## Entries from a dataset
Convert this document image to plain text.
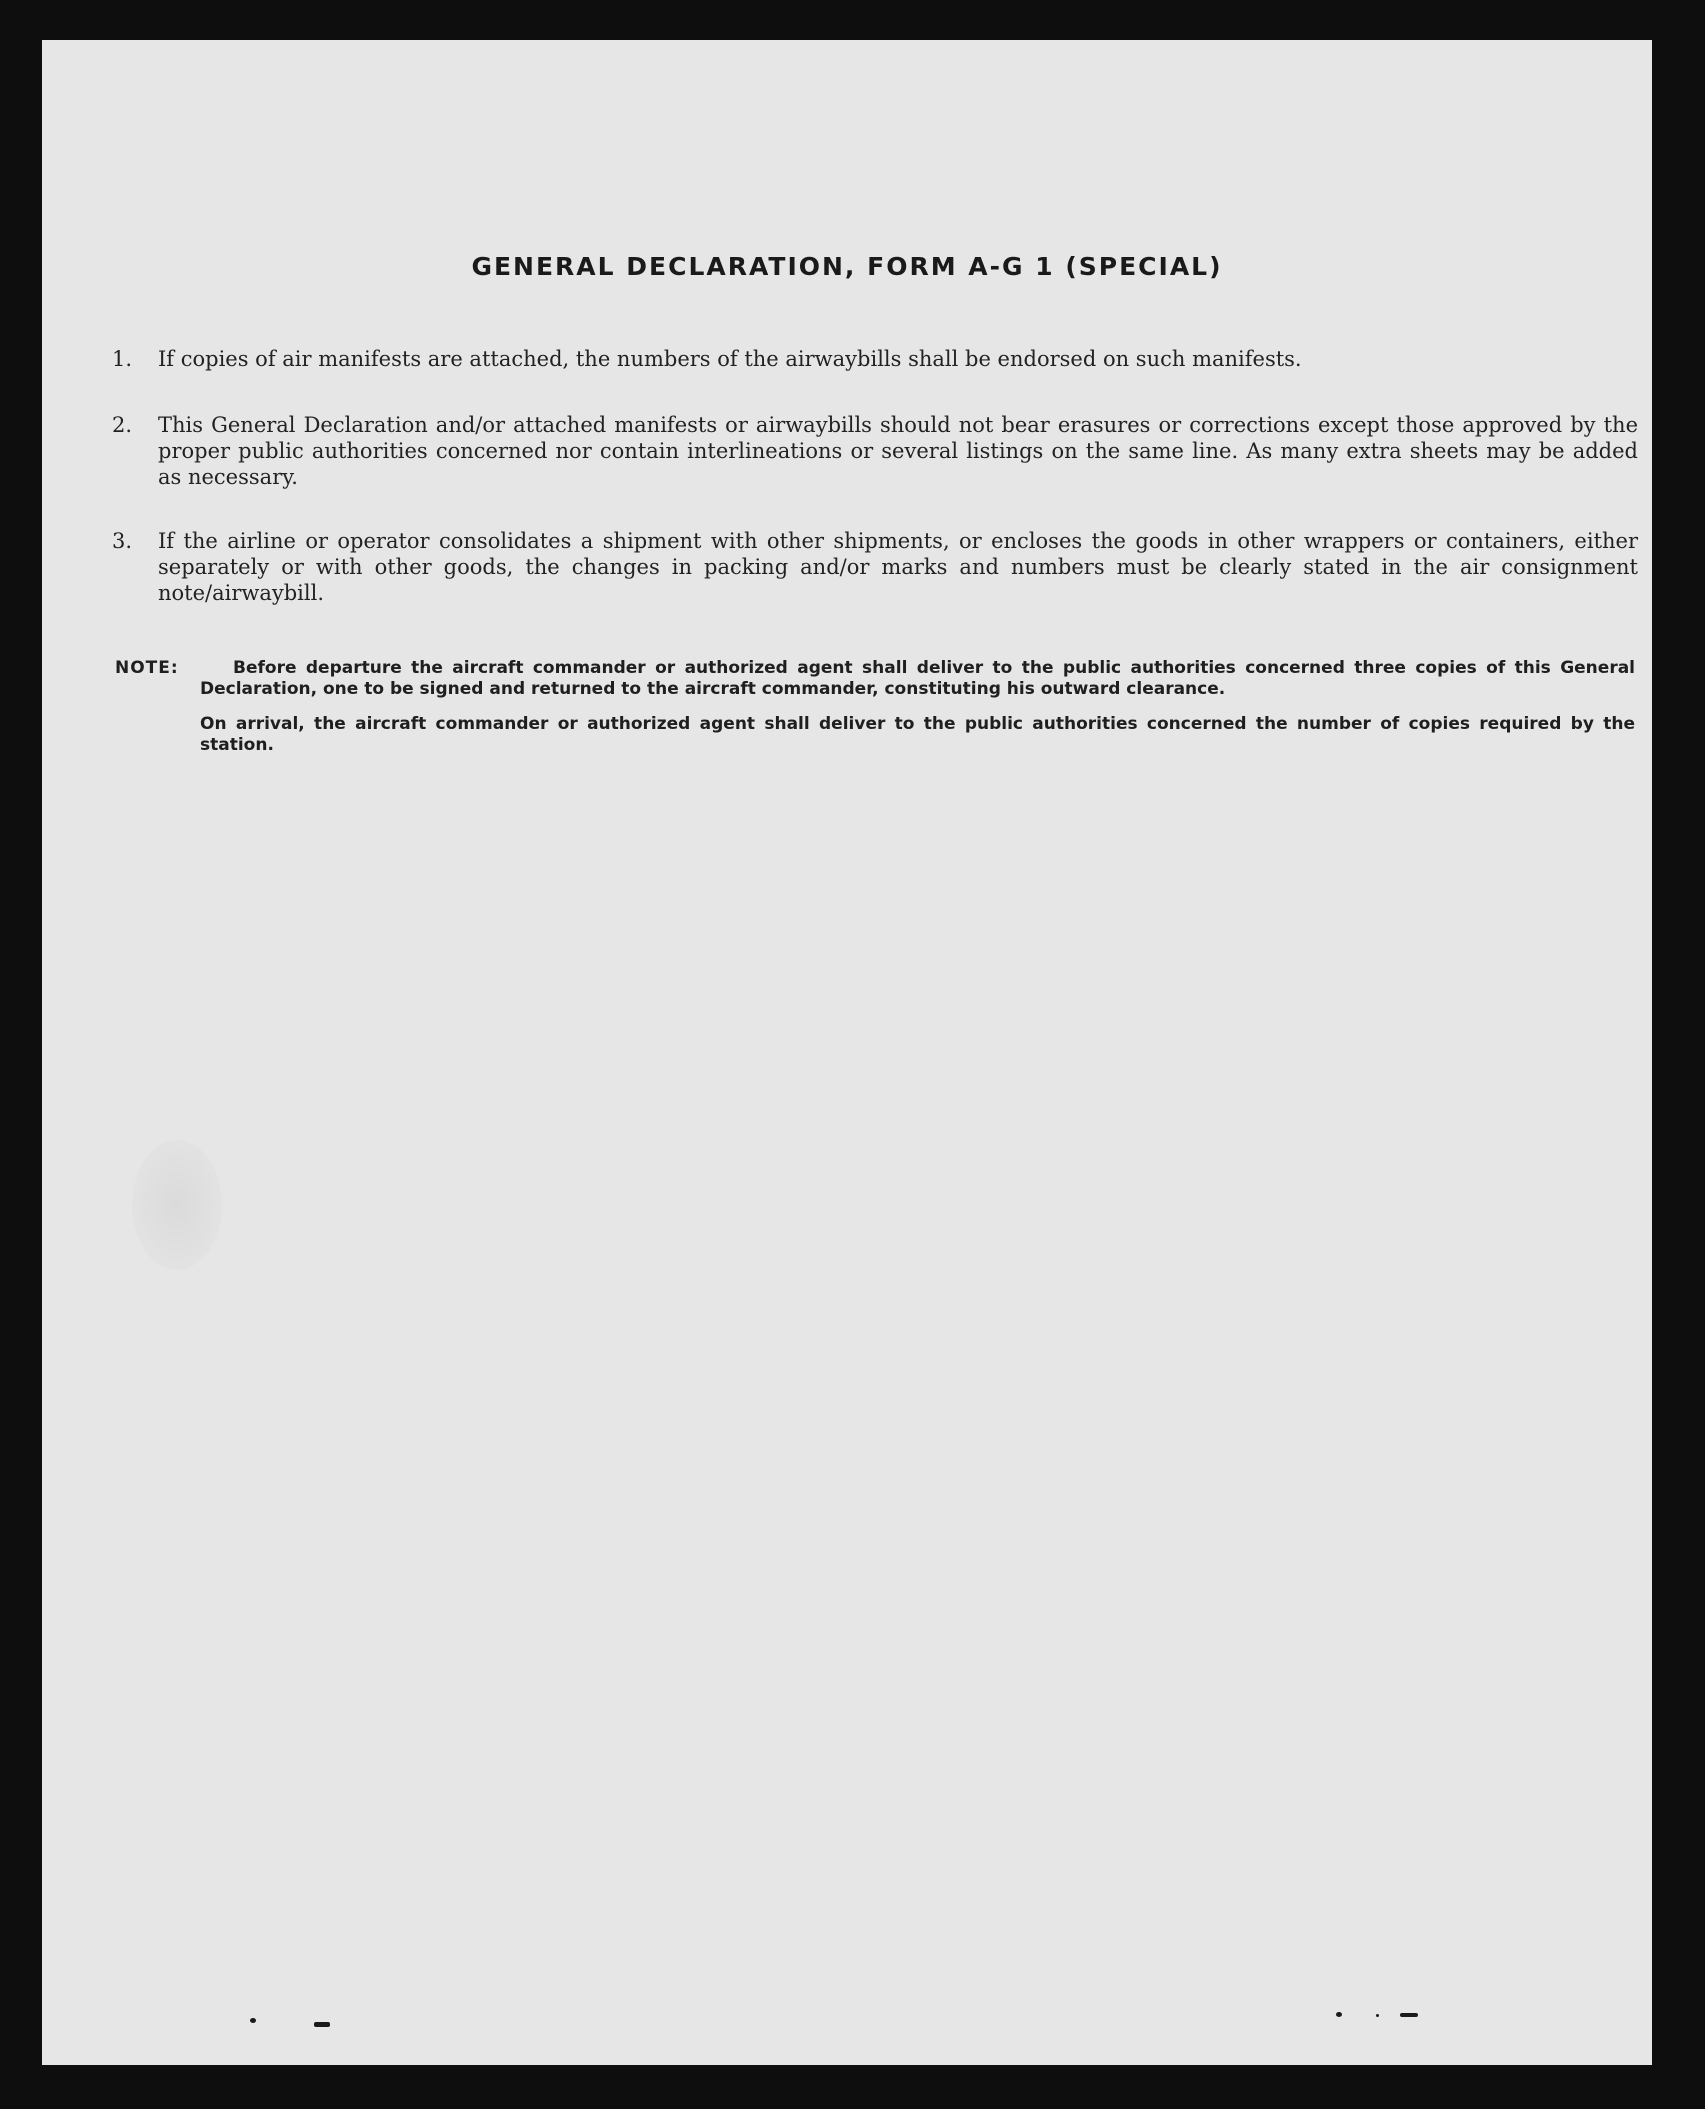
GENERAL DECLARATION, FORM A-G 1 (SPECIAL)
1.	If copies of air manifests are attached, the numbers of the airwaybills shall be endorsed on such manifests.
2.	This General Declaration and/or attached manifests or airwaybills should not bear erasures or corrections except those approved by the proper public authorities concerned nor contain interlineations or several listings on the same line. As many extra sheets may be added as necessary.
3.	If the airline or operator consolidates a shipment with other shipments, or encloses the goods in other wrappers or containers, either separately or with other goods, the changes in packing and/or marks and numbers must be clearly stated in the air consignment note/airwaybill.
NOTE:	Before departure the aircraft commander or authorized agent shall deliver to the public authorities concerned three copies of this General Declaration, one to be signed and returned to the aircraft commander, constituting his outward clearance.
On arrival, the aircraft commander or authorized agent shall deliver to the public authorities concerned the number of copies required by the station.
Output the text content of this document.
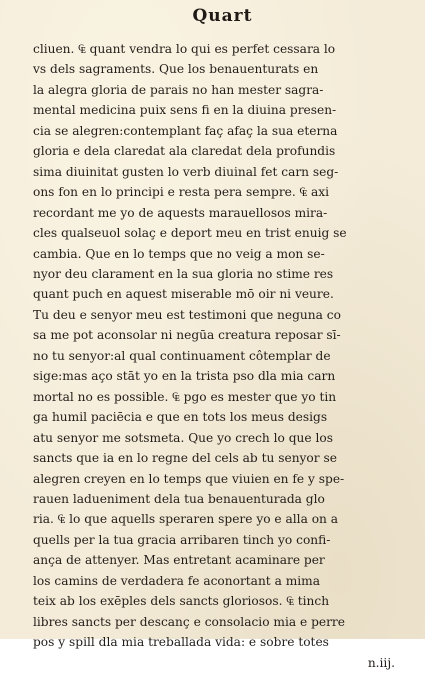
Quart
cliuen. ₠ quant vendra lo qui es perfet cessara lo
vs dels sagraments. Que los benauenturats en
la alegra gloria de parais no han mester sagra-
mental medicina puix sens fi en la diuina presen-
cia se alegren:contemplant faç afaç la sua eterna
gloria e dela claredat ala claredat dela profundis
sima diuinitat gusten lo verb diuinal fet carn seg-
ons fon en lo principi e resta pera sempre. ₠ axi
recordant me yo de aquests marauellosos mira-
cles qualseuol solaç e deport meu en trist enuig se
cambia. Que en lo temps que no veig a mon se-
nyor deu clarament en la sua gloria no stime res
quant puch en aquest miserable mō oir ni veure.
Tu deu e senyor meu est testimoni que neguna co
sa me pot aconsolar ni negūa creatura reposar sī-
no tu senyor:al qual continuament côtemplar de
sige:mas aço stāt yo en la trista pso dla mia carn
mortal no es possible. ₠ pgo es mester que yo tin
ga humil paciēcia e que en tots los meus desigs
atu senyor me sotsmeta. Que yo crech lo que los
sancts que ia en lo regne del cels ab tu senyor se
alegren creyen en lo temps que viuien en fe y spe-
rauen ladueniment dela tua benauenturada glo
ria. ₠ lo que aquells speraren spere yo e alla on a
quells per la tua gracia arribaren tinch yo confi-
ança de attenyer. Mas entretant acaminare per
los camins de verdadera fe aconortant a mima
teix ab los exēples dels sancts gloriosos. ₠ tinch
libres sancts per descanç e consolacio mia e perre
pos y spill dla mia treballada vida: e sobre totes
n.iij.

## WHAT IS BEING ASKED
Identify and copy the lines holding the word "alegren".

## FULL ANSWER
cia se alegren:contemplant faç afaç la sua eterna
alegren creyen en lo temps que viuien en fe y spe-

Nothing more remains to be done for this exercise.